Exercise description: Reproduce the material below, switching each "divider" to "separator" and leaving every other character unchanged.
____ Extracted information
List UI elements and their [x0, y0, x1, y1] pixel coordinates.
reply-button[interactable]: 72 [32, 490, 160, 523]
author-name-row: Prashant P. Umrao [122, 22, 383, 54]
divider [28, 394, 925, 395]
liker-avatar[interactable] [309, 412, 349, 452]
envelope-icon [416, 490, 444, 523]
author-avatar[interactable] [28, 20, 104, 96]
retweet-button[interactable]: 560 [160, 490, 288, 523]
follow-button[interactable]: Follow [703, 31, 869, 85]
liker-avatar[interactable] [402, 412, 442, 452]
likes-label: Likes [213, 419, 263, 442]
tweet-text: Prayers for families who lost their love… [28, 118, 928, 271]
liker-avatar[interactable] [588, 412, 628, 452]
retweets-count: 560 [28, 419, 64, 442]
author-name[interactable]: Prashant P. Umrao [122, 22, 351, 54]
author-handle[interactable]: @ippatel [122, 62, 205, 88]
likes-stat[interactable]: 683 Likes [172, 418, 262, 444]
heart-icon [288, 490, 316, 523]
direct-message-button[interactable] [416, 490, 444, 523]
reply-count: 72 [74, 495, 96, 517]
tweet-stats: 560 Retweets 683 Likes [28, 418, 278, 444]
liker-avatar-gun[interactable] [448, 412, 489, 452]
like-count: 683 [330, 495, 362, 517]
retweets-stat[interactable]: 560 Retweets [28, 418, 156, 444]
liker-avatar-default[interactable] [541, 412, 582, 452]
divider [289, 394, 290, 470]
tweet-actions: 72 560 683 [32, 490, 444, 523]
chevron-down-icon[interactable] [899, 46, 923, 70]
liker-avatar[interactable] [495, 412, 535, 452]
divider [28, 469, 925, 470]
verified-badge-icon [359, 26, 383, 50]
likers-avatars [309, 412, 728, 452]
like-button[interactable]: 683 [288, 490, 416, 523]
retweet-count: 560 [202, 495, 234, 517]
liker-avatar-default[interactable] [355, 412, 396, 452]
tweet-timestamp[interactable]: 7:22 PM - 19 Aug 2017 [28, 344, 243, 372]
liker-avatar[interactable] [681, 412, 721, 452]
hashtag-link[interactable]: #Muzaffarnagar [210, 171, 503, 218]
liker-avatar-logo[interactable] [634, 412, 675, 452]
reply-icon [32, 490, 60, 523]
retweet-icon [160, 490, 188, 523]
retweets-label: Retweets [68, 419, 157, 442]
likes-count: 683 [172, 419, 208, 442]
________
Written answer:
List UI elements and their [x0, y0, x1, y1] pixel coordinates.
reply-button[interactable]: 72 [32, 490, 160, 523]
author-name-row: Prashant P. Umrao [122, 22, 383, 54]
separator [28, 394, 925, 395]
liker-avatar[interactable] [309, 412, 349, 452]
envelope-icon [416, 490, 444, 523]
author-avatar[interactable] [28, 20, 104, 96]
retweet-button[interactable]: 560 [160, 490, 288, 523]
follow-button[interactable]: Follow [703, 31, 869, 85]
liker-avatar[interactable] [402, 412, 442, 452]
likes-label: Likes [213, 419, 263, 442]
tweet-text: Prayers for families who lost their love… [28, 118, 928, 271]
liker-avatar[interactable] [588, 412, 628, 452]
retweets-count: 560 [28, 419, 64, 442]
author-name[interactable]: Prashant P. Umrao [122, 22, 351, 54]
author-handle[interactable]: @ippatel [122, 62, 205, 88]
likes-stat[interactable]: 683 Likes [172, 418, 262, 444]
heart-icon [288, 490, 316, 523]
direct-message-button[interactable] [416, 490, 444, 523]
reply-count: 72 [74, 495, 96, 517]
tweet-stats: 560 Retweets 683 Likes [28, 418, 278, 444]
liker-avatar-gun[interactable] [448, 412, 489, 452]
like-count: 683 [330, 495, 362, 517]
retweets-stat[interactable]: 560 Retweets [28, 418, 156, 444]
liker-avatar-default[interactable] [541, 412, 582, 452]
separator [289, 394, 290, 470]
tweet-actions: 72 560 683 [32, 490, 444, 523]
chevron-down-icon[interactable] [899, 46, 923, 70]
liker-avatar[interactable] [495, 412, 535, 452]
separator [28, 469, 925, 470]
verified-badge-icon [359, 26, 383, 50]
likers-avatars [309, 412, 728, 452]
like-button[interactable]: 683 [288, 490, 416, 523]
retweet-count: 560 [202, 495, 234, 517]
liker-avatar-default[interactable] [355, 412, 396, 452]
tweet-timestamp[interactable]: 7:22 PM - 19 Aug 2017 [28, 344, 243, 372]
liker-avatar[interactable] [681, 412, 721, 452]
hashtag-link[interactable]: #Muzaffarnagar [210, 171, 503, 218]
liker-avatar-logo[interactable] [634, 412, 675, 452]
reply-icon [32, 490, 60, 523]
retweet-icon [160, 490, 188, 523]
retweets-label: Retweets [68, 419, 157, 442]
likes-count: 683 [172, 419, 208, 442]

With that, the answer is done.